[Dataset listings of figures]

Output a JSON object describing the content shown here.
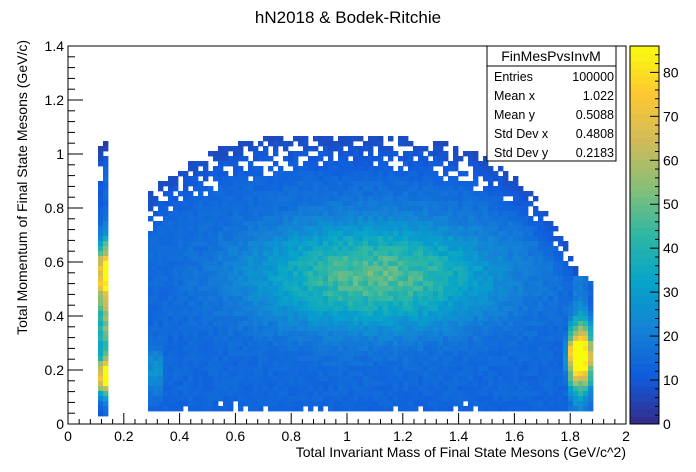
{
  "chart_data": {
    "type": "heatmap",
    "title": "hN2018 & Bodek-Ritchie",
    "xlabel": "Total Invariant Mass of Final State Mesons (GeV/c^2)",
    "ylabel": "Total Momentum of Final State Mesons (GeV/c)",
    "xlim": [
      0,
      2
    ],
    "ylim": [
      0,
      1.4
    ],
    "zlim": [
      0,
      86
    ],
    "x_ticks": [
      "0",
      "0.2",
      "0.4",
      "0.6",
      "0.8",
      "1",
      "1.2",
      "1.4",
      "1.6",
      "1.8",
      "2"
    ],
    "y_ticks": [
      "0",
      "0.2",
      "0.4",
      "0.6",
      "0.8",
      "1",
      "1.2",
      "1.4"
    ],
    "z_ticks": [
      "0",
      "10",
      "20",
      "30",
      "40",
      "50",
      "60",
      "70",
      "80"
    ],
    "grid": false,
    "palette": [
      "#352a87",
      "#0f5cdd",
      "#1481d6",
      "#06a4ca",
      "#2eb7a4",
      "#87bf77",
      "#d1bb59",
      "#fec832",
      "#f9fb0e"
    ],
    "regions": [
      {
        "name": "pion band",
        "x": [
          0.11,
          0.15
        ],
        "y": [
          0.03,
          1.04
        ],
        "peak_y": [
          0.17,
          0.55
        ],
        "peak_value": 85
      },
      {
        "name": "main continuum",
        "x": [
          0.28,
          1.88
        ],
        "y": [
          0.04,
          1.05
        ],
        "peak_x": 1.1,
        "peak_y": 0.55,
        "peak_value": 50
      },
      {
        "name": "high-mass edge",
        "x": [
          1.78,
          1.88
        ],
        "y": [
          0.05,
          0.55
        ],
        "peak_y": 0.25,
        "peak_value": 85
      }
    ],
    "stats": {
      "name": "FinMesPvsInvM",
      "rows": [
        {
          "label": "Entries",
          "value": "100000"
        },
        {
          "label": "Mean x",
          "value": "1.022"
        },
        {
          "label": "Mean y",
          "value": "0.5088"
        },
        {
          "label": "Std Dev x",
          "value": "0.4808"
        },
        {
          "label": "Std Dev y",
          "value": "0.2183"
        }
      ]
    }
  }
}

### DIRECTIVE
Return the full material word for word. Do not include the pictures.

### CORRECT RESPONSE
Output a JSON object describing the content shown here.
{
  "chart_data": {
    "type": "heatmap",
    "title": "hN2018 & Bodek-Ritchie",
    "xlabel": "Total Invariant Mass of Final State Mesons (GeV/c^2)",
    "ylabel": "Total Momentum of Final State Mesons (GeV/c)",
    "xlim": [
      0,
      2
    ],
    "ylim": [
      0,
      1.4
    ],
    "zlim": [
      0,
      86
    ],
    "x_ticks": [
      "0",
      "0.2",
      "0.4",
      "0.6",
      "0.8",
      "1",
      "1.2",
      "1.4",
      "1.6",
      "1.8",
      "2"
    ],
    "y_ticks": [
      "0",
      "0.2",
      "0.4",
      "0.6",
      "0.8",
      "1",
      "1.2",
      "1.4"
    ],
    "z_ticks": [
      "0",
      "10",
      "20",
      "30",
      "40",
      "50",
      "60",
      "70",
      "80"
    ],
    "grid": false,
    "palette": [
      "#352a87",
      "#0f5cdd",
      "#1481d6",
      "#06a4ca",
      "#2eb7a4",
      "#87bf77",
      "#d1bb59",
      "#fec832",
      "#f9fb0e"
    ],
    "regions": [
      {
        "name": "pion band",
        "x": [
          0.11,
          0.15
        ],
        "y": [
          0.03,
          1.04
        ],
        "peak_y": [
          0.17,
          0.55
        ],
        "peak_value": 85
      },
      {
        "name": "main continuum",
        "x": [
          0.28,
          1.88
        ],
        "y": [
          0.04,
          1.05
        ],
        "peak_x": 1.1,
        "peak_y": 0.55,
        "peak_value": 50
      },
      {
        "name": "high-mass edge",
        "x": [
          1.78,
          1.88
        ],
        "y": [
          0.05,
          0.55
        ],
        "peak_y": 0.25,
        "peak_value": 85
      }
    ],
    "stats": {
      "name": "FinMesPvsInvM",
      "rows": [
        {
          "label": "Entries",
          "value": "100000"
        },
        {
          "label": "Mean x",
          "value": "1.022"
        },
        {
          "label": "Mean y",
          "value": "0.5088"
        },
        {
          "label": "Std Dev x",
          "value": "0.4808"
        },
        {
          "label": "Std Dev y",
          "value": "0.2183"
        }
      ]
    }
  }
}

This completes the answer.